Job — Skip all pictures. Set down only the lines starting at the line containing "Extract all the" and running to the end of the listing.

Provided records —
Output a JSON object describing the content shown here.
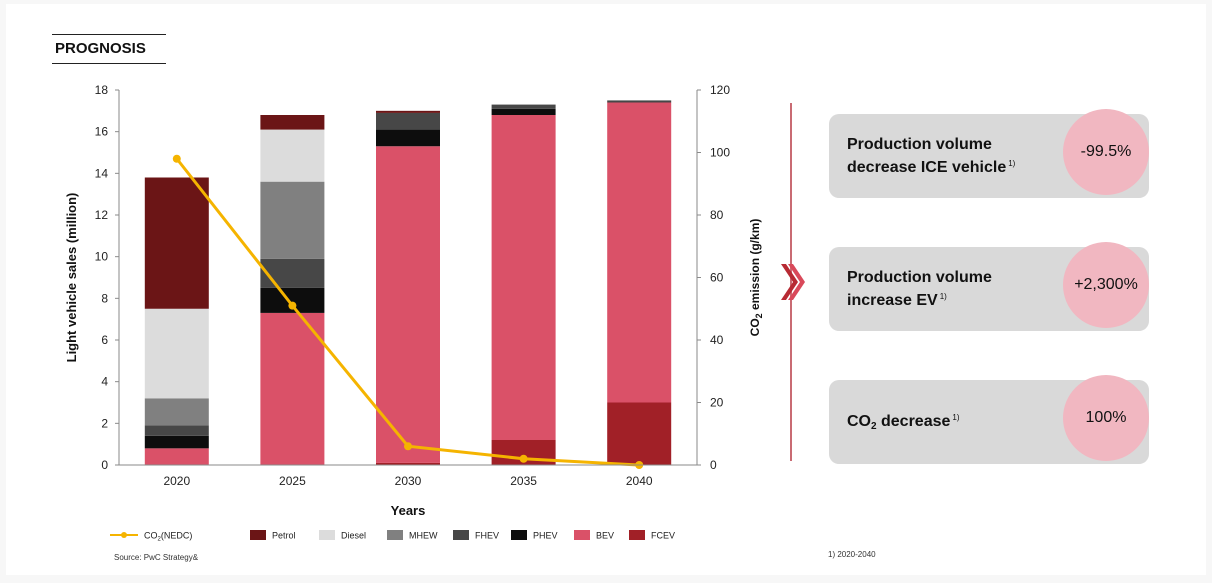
{
  "header": {
    "title": "PROGNOSIS"
  },
  "chart_data": {
    "type": "bar",
    "stacked": true,
    "categories": [
      "2020",
      "2025",
      "2030",
      "2035",
      "2040"
    ],
    "xlabel": "Years",
    "ylabel": "Light vehicle sales (million)",
    "ylim": [
      0,
      18
    ],
    "yticks": [
      "0",
      "2",
      "4",
      "6",
      "8",
      "10",
      "12",
      "14",
      "16",
      "18"
    ],
    "y2label_pre": "CO",
    "y2label_sub": "2",
    "y2label_post": " emission (g/km)",
    "y2lim": [
      0,
      120
    ],
    "y2ticks": [
      "0",
      "20",
      "40",
      "60",
      "80",
      "100",
      "120"
    ],
    "series": [
      {
        "name": "FCEV",
        "color": "#a12027",
        "values": [
          0,
          0,
          0.1,
          1.2,
          3.0
        ]
      },
      {
        "name": "BEV",
        "color": "#da5168",
        "values": [
          0.8,
          7.3,
          15.2,
          15.6,
          14.4
        ]
      },
      {
        "name": "PHEV",
        "color": "#0d0d0d",
        "values": [
          0.6,
          1.2,
          0.8,
          0.3,
          0
        ]
      },
      {
        "name": "FHEV",
        "color": "#474747",
        "values": [
          0.5,
          1.4,
          0.8,
          0.2,
          0.1
        ]
      },
      {
        "name": "MHEW",
        "color": "#808080",
        "values": [
          1.3,
          3.7,
          0,
          0,
          0
        ]
      },
      {
        "name": "Diesel",
        "color": "#dcdcdc",
        "values": [
          4.3,
          2.5,
          0,
          0,
          0
        ]
      },
      {
        "name": "Petrol",
        "color": "#6b1516",
        "values": [
          6.3,
          0.7,
          0.1,
          0,
          0
        ]
      }
    ],
    "line": {
      "name_pre": "CO",
      "name_sub": "2",
      "name_post": "(NEDC)",
      "color": "#f5b400",
      "axis": "right",
      "values": [
        98,
        51,
        6,
        2,
        0
      ]
    },
    "legend_order": [
      "Petrol",
      "Diesel",
      "MHEW",
      "FHEV",
      "PHEV",
      "BEV",
      "FCEV"
    ],
    "legend_position": "bottom",
    "grid": false
  },
  "cards": [
    {
      "text_line1": "Production volume",
      "text_line2": "decrease ICE vehicle",
      "note": "1)",
      "value": "-99.5%"
    },
    {
      "text_line1": "Production volume",
      "text_line2": "increase EV",
      "note": "1)",
      "value": "+2,300%"
    },
    {
      "text_pre": "CO",
      "text_sub": "2",
      "text_post": " decrease",
      "note": "1)",
      "value": "100%"
    }
  ],
  "source": "Source: PwC Strategy&",
  "footnote": "1) 2020-2040"
}
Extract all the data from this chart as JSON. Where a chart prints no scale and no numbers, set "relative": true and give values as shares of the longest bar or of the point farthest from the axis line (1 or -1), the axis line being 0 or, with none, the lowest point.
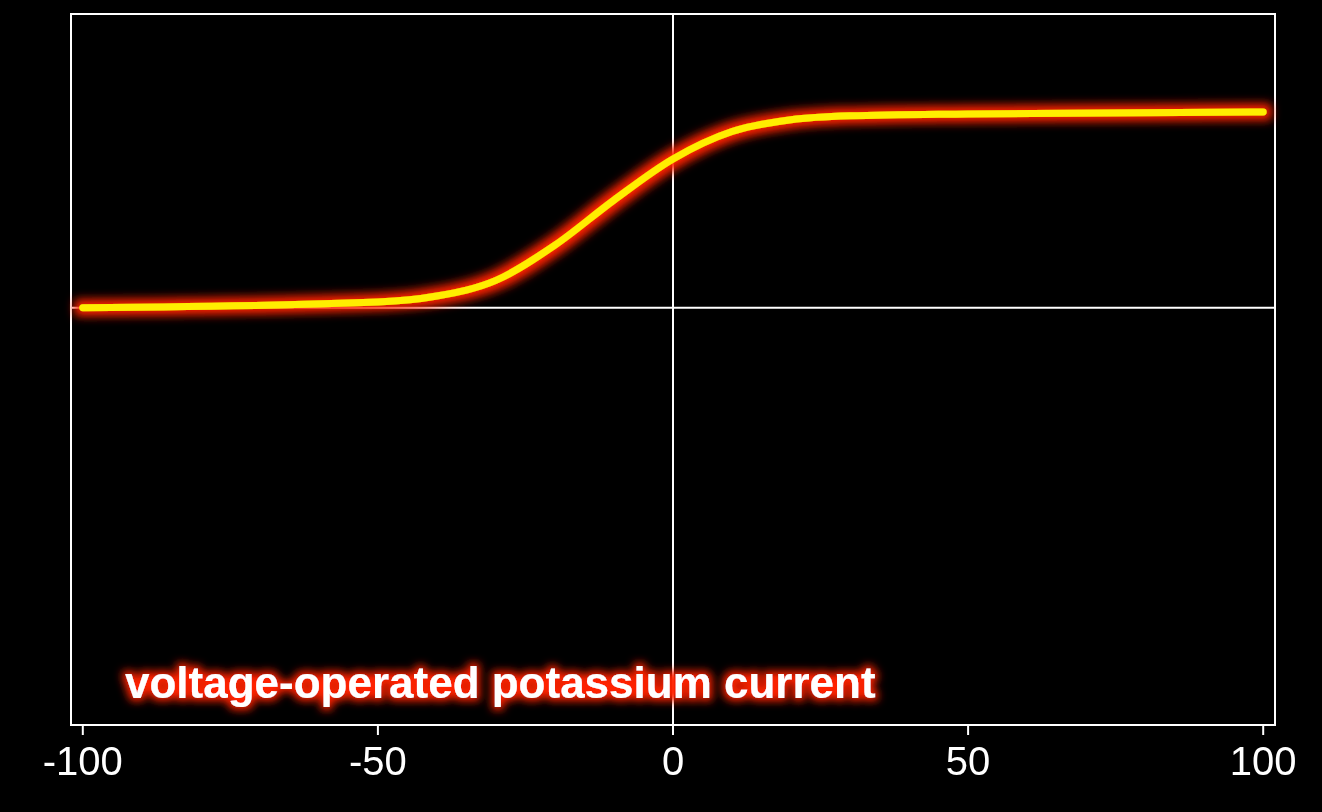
{
  "chart_data": {
    "type": "line",
    "relative": true,
    "x": [
      -100,
      -50,
      -40,
      -30,
      -20,
      -10,
      0,
      10,
      20,
      30,
      50,
      100
    ],
    "series": [
      {
        "color": "#ffee00",
        "values": [
          0,
          0.03,
          0.06,
          0.14,
          0.32,
          0.55,
          0.76,
          0.9,
          0.96,
          0.98,
          0.99,
          1
        ]
      }
    ],
    "xlim": [
      -102,
      102
    ],
    "xticks": [
      -100,
      -50,
      0,
      50,
      100
    ],
    "ref_lines": [
      {
        "axis": "x",
        "value": 0,
        "color": "#ffffff"
      }
    ],
    "annotations": [
      "voltage-operated potassium current"
    ],
    "marker": "none",
    "line_style": "solid",
    "grid": false
  }
}
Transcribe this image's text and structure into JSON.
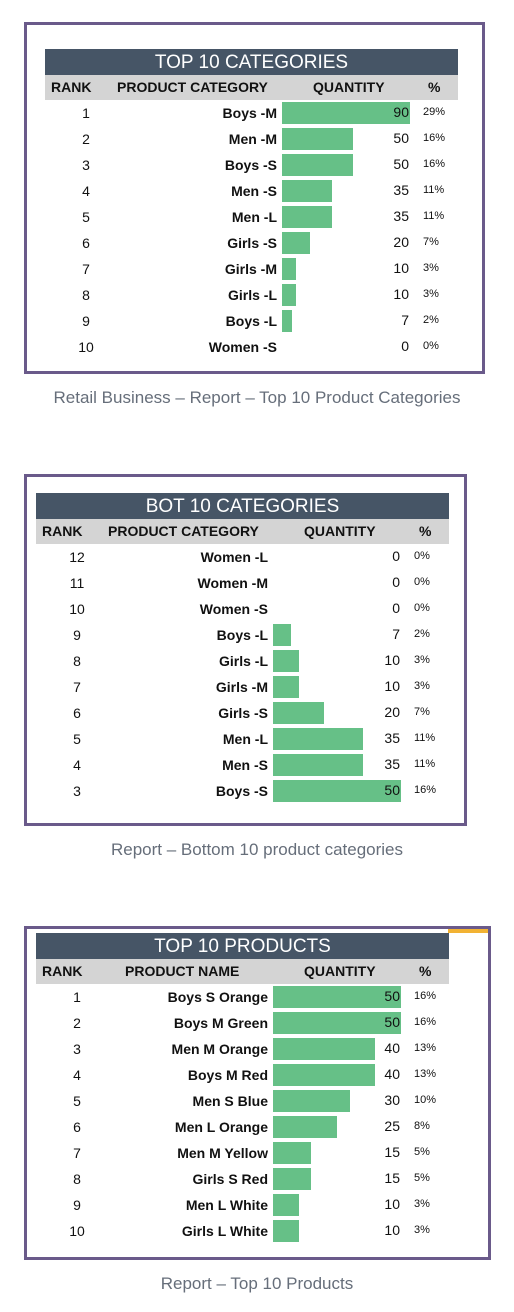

Solution to the problem —
Extract all the data from this chart as JSON. Where a chart prints no scale and no numbers, set "relative": true and give values as shares of the longest bar or of the point farthest from the axis line (1 or -1), the axis line being 0 or, with none, the lowest point.
{
  "chart_data": {
    "type": "line",
    "relative": true,
    "x": [
      -100,
      -50,
      -40,
      -30,
      -20,
      -10,
      0,
      10,
      20,
      30,
      50,
      100
    ],
    "series": [
      {
        "color": "#ffee00",
        "values": [
          0,
          0.03,
          0.06,
          0.14,
          0.32,
          0.55,
          0.76,
          0.9,
          0.96,
          0.98,
          0.99,
          1
        ]
      }
    ],
    "xlim": [
      -102,
      102
    ],
    "xticks": [
      -100,
      -50,
      0,
      50,
      100
    ],
    "ref_lines": [
      {
        "axis": "x",
        "value": 0,
        "color": "#ffffff"
      }
    ],
    "annotations": [
      "voltage-operated potassium current"
    ],
    "marker": "none",
    "line_style": "solid",
    "grid": false
  }
}
Transcribe this image's text and structure into JSON.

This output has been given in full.